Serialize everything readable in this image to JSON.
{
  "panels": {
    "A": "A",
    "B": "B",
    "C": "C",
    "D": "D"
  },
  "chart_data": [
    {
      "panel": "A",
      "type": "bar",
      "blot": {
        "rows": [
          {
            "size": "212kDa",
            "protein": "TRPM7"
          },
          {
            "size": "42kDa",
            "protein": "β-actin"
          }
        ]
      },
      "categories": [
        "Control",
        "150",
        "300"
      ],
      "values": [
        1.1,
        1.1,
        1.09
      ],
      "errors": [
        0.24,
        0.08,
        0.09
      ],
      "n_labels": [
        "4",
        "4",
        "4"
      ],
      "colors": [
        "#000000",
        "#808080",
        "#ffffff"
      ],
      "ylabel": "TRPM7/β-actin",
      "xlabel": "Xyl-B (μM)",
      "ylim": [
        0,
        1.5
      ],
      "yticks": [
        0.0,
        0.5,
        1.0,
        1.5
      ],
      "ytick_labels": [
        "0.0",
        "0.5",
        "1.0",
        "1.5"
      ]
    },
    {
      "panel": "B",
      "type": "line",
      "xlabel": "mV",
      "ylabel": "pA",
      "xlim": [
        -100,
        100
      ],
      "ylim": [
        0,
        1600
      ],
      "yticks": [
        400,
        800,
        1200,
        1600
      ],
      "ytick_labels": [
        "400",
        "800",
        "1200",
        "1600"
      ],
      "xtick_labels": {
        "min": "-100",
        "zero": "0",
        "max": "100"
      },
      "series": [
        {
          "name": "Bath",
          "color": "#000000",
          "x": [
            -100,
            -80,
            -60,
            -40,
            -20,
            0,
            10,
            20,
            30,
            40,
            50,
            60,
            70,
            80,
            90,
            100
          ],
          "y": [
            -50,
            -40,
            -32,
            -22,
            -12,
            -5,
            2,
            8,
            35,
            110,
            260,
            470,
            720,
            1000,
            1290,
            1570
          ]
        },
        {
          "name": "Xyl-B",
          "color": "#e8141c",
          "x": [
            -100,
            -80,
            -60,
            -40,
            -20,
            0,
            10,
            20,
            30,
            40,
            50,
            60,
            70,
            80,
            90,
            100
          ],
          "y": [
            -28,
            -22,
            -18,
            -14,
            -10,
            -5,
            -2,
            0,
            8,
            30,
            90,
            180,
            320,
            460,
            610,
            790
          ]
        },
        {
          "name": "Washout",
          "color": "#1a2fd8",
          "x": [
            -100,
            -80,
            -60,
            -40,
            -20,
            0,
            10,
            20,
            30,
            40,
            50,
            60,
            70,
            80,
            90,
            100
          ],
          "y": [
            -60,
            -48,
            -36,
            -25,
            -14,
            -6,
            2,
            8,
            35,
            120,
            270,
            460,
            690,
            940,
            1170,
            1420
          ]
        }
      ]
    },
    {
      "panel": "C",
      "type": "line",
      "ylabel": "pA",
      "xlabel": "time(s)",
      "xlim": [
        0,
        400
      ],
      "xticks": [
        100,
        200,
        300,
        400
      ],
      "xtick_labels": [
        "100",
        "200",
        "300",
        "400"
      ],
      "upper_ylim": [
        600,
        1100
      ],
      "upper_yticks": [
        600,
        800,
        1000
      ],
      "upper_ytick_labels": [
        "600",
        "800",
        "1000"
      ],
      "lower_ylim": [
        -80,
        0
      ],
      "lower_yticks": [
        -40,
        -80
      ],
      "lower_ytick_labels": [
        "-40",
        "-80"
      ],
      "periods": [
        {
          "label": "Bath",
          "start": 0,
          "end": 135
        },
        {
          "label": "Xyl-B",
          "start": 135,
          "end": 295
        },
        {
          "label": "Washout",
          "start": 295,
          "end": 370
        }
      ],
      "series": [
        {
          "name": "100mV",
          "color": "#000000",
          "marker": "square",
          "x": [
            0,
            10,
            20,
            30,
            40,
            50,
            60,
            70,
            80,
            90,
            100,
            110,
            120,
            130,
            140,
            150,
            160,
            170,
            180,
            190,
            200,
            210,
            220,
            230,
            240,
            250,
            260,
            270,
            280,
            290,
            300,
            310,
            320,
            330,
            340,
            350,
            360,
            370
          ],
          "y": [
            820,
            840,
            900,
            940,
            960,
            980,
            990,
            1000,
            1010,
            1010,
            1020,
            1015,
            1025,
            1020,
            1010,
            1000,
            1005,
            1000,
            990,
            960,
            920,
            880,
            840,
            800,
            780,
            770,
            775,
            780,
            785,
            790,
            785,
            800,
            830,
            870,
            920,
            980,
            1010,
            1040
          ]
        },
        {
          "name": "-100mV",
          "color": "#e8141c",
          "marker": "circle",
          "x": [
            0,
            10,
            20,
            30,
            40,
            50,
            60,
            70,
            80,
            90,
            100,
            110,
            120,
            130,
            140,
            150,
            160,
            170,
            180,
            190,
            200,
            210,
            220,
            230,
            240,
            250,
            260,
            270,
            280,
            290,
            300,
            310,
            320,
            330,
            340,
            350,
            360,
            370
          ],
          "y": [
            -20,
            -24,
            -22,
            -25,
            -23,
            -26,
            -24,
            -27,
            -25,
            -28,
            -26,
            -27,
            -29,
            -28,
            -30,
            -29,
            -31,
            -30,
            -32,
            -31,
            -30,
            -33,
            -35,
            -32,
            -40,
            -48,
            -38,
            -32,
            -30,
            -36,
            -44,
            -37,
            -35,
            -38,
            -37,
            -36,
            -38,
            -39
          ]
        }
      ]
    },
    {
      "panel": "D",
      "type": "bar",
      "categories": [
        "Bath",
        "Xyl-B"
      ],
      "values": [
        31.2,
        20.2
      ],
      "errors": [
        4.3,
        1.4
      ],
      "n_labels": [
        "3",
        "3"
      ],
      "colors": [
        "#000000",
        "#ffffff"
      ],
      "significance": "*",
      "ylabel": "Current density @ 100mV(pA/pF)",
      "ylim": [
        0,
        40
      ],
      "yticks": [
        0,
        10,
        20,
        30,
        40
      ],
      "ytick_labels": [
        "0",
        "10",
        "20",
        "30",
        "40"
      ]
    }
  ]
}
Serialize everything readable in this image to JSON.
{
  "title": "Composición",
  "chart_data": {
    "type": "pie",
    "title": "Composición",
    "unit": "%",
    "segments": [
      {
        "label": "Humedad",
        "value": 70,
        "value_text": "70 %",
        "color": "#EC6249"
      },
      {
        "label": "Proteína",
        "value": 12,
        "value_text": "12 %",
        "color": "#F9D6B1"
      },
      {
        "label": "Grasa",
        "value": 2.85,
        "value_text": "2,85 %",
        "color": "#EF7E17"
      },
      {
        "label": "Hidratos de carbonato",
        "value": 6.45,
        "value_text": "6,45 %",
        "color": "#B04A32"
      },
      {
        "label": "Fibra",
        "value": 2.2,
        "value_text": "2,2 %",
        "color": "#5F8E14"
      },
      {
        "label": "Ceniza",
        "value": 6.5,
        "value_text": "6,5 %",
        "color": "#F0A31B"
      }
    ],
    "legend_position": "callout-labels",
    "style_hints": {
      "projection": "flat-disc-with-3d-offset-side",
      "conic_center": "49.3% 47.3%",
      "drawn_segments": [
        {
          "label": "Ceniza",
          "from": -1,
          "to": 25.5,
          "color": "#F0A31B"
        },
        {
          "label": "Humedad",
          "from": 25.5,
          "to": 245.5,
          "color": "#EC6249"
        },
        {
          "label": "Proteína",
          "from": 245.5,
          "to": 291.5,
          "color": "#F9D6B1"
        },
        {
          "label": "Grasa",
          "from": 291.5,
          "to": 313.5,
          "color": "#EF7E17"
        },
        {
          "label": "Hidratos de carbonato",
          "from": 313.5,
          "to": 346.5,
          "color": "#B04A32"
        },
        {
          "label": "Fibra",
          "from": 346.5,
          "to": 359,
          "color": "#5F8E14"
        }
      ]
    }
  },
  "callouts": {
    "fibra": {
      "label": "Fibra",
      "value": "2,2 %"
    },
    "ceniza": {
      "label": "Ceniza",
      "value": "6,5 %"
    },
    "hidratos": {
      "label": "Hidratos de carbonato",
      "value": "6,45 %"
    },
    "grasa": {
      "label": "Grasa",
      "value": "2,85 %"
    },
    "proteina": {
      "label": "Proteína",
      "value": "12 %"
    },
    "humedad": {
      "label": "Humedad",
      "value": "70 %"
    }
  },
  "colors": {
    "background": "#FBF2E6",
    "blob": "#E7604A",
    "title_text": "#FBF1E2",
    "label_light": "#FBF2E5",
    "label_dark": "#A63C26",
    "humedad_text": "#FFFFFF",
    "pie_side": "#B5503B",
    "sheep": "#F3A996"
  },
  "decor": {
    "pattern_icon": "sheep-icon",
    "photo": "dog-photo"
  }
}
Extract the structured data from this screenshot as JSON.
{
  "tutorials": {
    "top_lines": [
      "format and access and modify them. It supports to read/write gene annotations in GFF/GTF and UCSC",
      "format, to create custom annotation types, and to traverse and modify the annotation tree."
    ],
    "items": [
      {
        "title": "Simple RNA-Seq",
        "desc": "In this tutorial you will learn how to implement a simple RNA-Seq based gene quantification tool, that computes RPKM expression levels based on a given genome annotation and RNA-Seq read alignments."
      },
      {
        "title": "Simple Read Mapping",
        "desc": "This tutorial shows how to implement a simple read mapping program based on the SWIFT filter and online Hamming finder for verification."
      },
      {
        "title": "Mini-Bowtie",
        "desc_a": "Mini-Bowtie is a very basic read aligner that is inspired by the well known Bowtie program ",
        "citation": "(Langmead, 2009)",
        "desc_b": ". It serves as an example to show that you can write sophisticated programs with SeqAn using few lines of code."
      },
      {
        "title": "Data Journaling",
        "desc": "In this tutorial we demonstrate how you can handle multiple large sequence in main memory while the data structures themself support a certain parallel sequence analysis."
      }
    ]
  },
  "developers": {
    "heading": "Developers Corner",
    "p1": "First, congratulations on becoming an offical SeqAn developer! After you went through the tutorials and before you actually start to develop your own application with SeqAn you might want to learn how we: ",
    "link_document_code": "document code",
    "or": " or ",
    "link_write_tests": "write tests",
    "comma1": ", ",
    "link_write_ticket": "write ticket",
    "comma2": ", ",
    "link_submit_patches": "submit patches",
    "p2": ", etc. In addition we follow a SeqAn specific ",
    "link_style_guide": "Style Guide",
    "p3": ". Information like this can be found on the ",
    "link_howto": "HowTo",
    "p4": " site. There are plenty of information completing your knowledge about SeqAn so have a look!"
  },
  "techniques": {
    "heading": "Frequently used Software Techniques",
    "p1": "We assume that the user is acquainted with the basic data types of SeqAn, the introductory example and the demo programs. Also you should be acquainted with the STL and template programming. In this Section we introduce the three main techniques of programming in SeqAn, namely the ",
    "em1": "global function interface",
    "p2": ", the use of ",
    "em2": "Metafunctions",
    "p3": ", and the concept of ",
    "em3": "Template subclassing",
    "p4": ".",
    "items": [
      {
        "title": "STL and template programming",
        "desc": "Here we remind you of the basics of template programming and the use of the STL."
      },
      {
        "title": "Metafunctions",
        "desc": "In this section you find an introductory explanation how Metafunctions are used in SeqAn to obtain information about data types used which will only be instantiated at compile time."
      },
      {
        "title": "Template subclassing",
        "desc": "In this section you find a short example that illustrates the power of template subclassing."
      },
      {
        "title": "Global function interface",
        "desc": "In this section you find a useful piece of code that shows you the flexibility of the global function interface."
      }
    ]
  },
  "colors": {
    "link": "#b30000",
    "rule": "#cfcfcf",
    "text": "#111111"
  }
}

The problem - The answer is each line in which the word "main" occurs, copied from the material above.

Written answer -
        "desc": "In this tutorial we demonstrate how you can handle multiple large sequence in main memory while the data structures themself support a certain parallel sequence analysis."
    "p1": "We assume that the user is acquainted with the basic data types of SeqAn, the introductory example and the demo programs. Also you should be acquainted with the STL and template programming. In this Section we introduce the three main techniques of programming in SeqAn, namely the ",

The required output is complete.